Given data ->

———

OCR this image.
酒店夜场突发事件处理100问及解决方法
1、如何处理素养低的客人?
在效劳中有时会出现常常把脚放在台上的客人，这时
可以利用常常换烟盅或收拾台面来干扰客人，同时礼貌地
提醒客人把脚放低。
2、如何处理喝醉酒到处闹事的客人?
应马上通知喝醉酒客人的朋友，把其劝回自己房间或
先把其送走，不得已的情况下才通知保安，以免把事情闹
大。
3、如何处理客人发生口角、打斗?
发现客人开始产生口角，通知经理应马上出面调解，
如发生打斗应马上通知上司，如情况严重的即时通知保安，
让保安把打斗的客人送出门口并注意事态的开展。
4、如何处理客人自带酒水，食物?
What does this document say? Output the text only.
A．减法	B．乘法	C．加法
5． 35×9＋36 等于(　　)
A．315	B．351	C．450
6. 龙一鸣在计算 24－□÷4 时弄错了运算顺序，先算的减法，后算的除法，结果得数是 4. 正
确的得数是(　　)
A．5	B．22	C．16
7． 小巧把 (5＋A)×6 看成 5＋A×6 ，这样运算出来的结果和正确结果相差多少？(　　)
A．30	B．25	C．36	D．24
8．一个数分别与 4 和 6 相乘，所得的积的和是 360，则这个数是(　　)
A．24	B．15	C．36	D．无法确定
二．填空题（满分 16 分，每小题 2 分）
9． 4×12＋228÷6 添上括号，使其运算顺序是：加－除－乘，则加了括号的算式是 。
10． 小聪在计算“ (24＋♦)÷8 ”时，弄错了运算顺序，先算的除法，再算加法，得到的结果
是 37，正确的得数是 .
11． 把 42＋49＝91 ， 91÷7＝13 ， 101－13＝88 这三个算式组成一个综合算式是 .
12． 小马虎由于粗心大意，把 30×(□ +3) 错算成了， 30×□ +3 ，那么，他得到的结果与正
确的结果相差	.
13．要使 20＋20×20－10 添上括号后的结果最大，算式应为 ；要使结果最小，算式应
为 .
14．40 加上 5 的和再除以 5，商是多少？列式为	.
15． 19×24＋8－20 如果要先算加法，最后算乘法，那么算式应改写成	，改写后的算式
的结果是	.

———

What the exercise asks -> Retype the material in full, character for character.

Finished exercise ->
OCR this image.
酒店夜场突发事件处理100问及解决方法
1、如何处理素养低的客人?
在效劳中有时会出现常常把脚放在台上的客人，这时
可以利用常常换烟盅或收拾台面来干扰客人，同时礼貌地
提醒客人把脚放低。
2、如何处理喝醉酒到处闹事的客人?
应马上通知喝醉酒客人的朋友，把其劝回自己房间或
先把其送走，不得已的情况下才通知保安，以免把事情闹
大。
3、如何处理客人发生口角、打斗?
发现客人开始产生口角，通知经理应马上出面调解，
如发生打斗应马上通知上司，如情况严重的即时通知保安，
让保安把打斗的客人送出门口并注意事态的开展。
4、如何处理客人自带酒水，食物?
What does this document say? Output the text only.
A．减法	B．乘法	C．加法
5． 35×9＋36 等于(　　)
A．315	B．351	C．450
6. 龙一鸣在计算 24－□÷4 时弄错了运算顺序，先算的减法，后算的除法，结果得数是 4. 正
确的得数是(　　)
A．5	B．22	C．16
7． 小巧把 (5＋A)×6 看成 5＋A×6 ，这样运算出来的结果和正确结果相差多少？(　　)
A．30	B．25	C．36	D．24
8．一个数分别与 4 和 6 相乘，所得的积的和是 360，则这个数是(　　)
A．24	B．15	C．36	D．无法确定
二．填空题（满分 16 分，每小题 2 分）
9． 4×12＋228÷6 添上括号，使其运算顺序是：加－除－乘，则加了括号的算式是 。
10． 小聪在计算“ (24＋♦)÷8 ”时，弄错了运算顺序，先算的除法，再算加法，得到的结果
是 37，正确的得数是 .
11． 把 42＋49＝91 ， 91÷7＝13 ， 101－13＝88 这三个算式组成一个综合算式是 .
12． 小马虎由于粗心大意，把 30×(□ +3) 错算成了， 30×□ +3 ，那么，他得到的结果与正
确的结果相差	.
13．要使 20＋20×20－10 添上括号后的结果最大，算式应为 ；要使结果最小，算式应
为 .
14．40 加上 5 的和再除以 5，商是多少？列式为	.
15． 19×24＋8－20 如果要先算加法，最后算乘法，那么算式应改写成	，改写后的算式
的结果是	.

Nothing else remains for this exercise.